Read the lines below. Copy out any that hold the string "Perhatikan".

Input material —
%%

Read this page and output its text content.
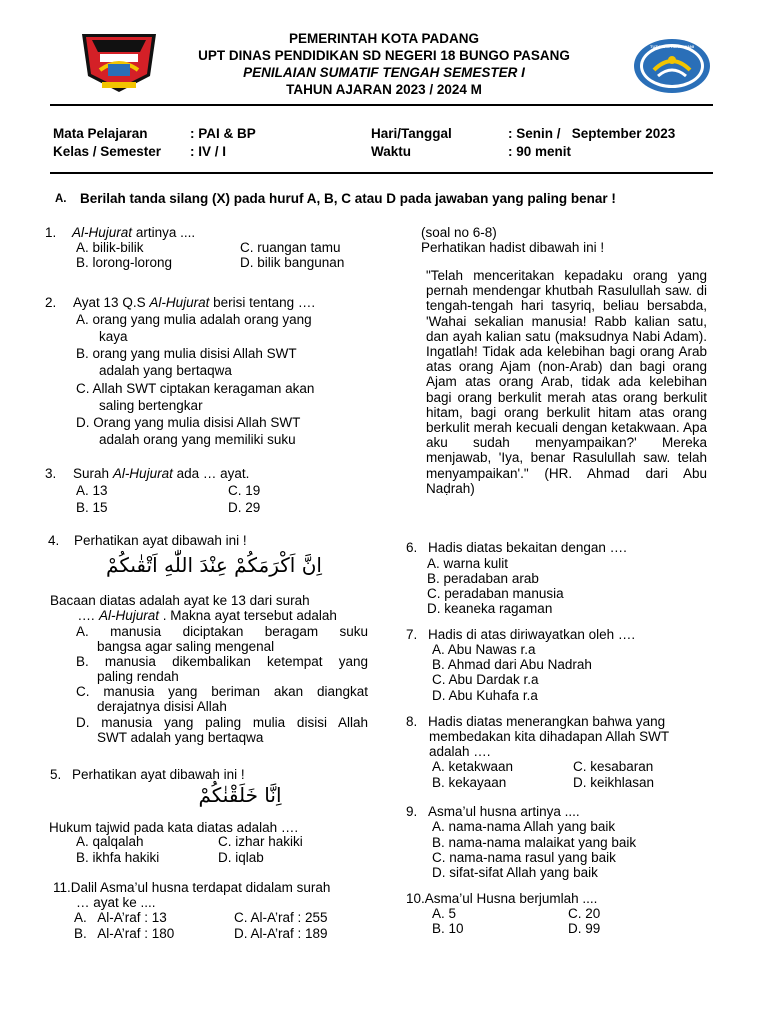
PEMERINTAH KOTA PADANG
UPT DINAS PENDIDIKAN SD NEGERI 18 BUNGO PASANG
PENILAIAN SUMATIF TENGAH SEMESTER I
TAHUN AJARAN 2023 / 2024 M
TUT WURI HANDAYANI
Mata Pelajaran	: PAI & BP
Kelas / Semester : IV / I
Hari/Tanggal	: Senin /   September 2023
Waktu	: 90 menit
A. Berilah tanda silang (X) pada huruf A, B, C atau D pada jawaban yang paling benar !
1. Al-Hujurat artinya ....
A. bilik-bilik
B. lorong-lorong
C. ruangan tamu
D. bilik bangunan
2. Ayat 13 Q.S Al-Hujurat berisi tentang ….
A. orang yang mulia adalah orang yang
kaya
B. orang yang mulia disisi Allah SWT
adalah yang bertaqwa
C. Allah SWT ciptakan keragaman akan
saling bertengkar
D. Orang yang mulia disisi Allah SWT
adalah orang yang memiliki suku
3. Surah Al-Hujurat ada … ayat.
A. 13
B. 15
C. 19
D. 29
4. Perhatikan ayat dibawah ini !
اِنَّ اَكْرَمَكُمْ عِنْدَ اللّٰهِ اَتْقٰىكُمْ
Bacaan diatas adalah ayat ke 13 dari surah
.… Al-Hujurat . Makna ayat tersebut adalah
A. manusia diciptakan beragam suku
bangsa agar saling mengenal
B. manusia dikembalikan ketempat yang
paling rendah
C. manusia yang beriman akan diangkat
derajatnya disisi Allah
D. manusia yang paling mulia disisi Allah
SWT adalah yang bertaqwa
5. Perhatikan ayat dibawah ini !
اِنَّا خَلَقْنٰكُمْ
Hukum tajwid pada kata diatas adalah ….
A. qalqalah
B. ikhfa hakiki
C. izhar hakiki
D. iqlab
11.Dalil Asma’ul husna terdapat didalam surah
… ayat ke ....
A.   Al-A’raf : 13
B.   Al-A’raf : 180
C. Al-A’raf : 255
D. Al-A’raf : 189
(soal no 6-8)
Perhatikan hadist dibawah ini !
"Telah menceritakan kepadaku orang yang pernah mendengar khutbah Rasulullah saw. di tengah-tengah hari tasyriq, beliau bersabda, 'Wahai sekalian manusia! Rabb kalian satu, dan ayah kalian satu (maksudnya Nabi Adam). Ingatlah! Tidak ada kelebihan bagi orang Arab atas orang Ajam (non-Arab) dan bagi orang Ajam atas orang Arab, tidak ada kelebihan bagi orang berkulit merah atas orang berkulit hitam, bagi orang berkulit hitam atas orang berkulit merah kecuali dengan ketakwaan. Apa aku sudah menyampaikan?' Mereka menjawab, 'Iya, benar Rasulullah saw. telah menyampaikan'." (HR. Ahmad dari Abu Naḍrah)
6. Hadis diatas bekaitan dengan ….
A. warna kulit
B. peradaban arab
C. peradaban manusia
D. keaneka ragaman
7. Hadis di atas diriwayatkan oleh ….
A. Abu Nawas r.a
B. Ahmad dari Abu Nadrah
C. Abu Dardak r.a
D. Abu Kuhafa r.a
8. Hadis diatas menerangkan bahwa yang
membedakan kita dihadapan Allah SWT
adalah ….
A. ketakwaan
B. kekayaan
C. kesabaran
D. keikhlasan
9. Asma’ul husna artinya ....
A. nama-nama Allah yang baik
B. nama-nama malaikat yang baik
C. nama-nama rasul yang baik
D. sifat-sifat Allah yang baik
10.Asma’ul Husna berjumlah ....
A. 5
B. 10
C. 20
D. 99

%%

Solution to this task —
4. Perhatikan ayat dibawah ini !
5. Perhatikan ayat dibawah ini !
Perhatikan hadist dibawah ini !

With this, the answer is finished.